■ What is needed
Locate each line below that includes "backward" and reproduce it.

-- Start --

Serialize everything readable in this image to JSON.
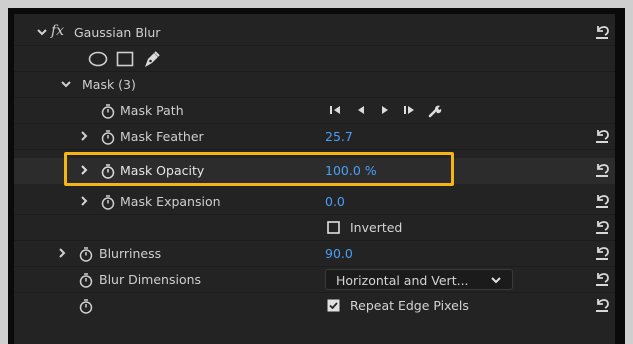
{
  "effect": {
    "name": "Gaussian Blur",
    "fx_label": "fx"
  },
  "mask_tools": [
    "ellipse-mask-icon",
    "rectangle-mask-icon",
    "pen-mask-icon"
  ],
  "mask_group": {
    "label": "Mask (3)"
  },
  "mask_path": {
    "label": "Mask Path",
    "controls": [
      "track-backward-one-icon",
      "track-backward-icon",
      "track-forward-icon",
      "track-forward-one-icon",
      "wrench-icon"
    ]
  },
  "mask_feather": {
    "label": "Mask Feather",
    "value": "25.7"
  },
  "mask_opacity": {
    "label": "Mask Opacity",
    "value": "100.0 %"
  },
  "mask_expansion": {
    "label": "Mask Expansion",
    "value": "0.0"
  },
  "inverted": {
    "label": "Inverted",
    "checked": false
  },
  "blurriness": {
    "label": "Blurriness",
    "value": "90.0"
  },
  "blur_dimensions": {
    "label": "Blur Dimensions",
    "selected": "Horizontal and Vert..."
  },
  "repeat_edge": {
    "label": "Repeat Edge Pixels",
    "checked": true
  },
  "colors": {
    "panel": "#232323",
    "value_blue": "#4a9ff5",
    "highlight": "#f5b615"
  }
}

-- End --

■ Written answer
      "track-backward-one-icon",
      "track-backward-icon",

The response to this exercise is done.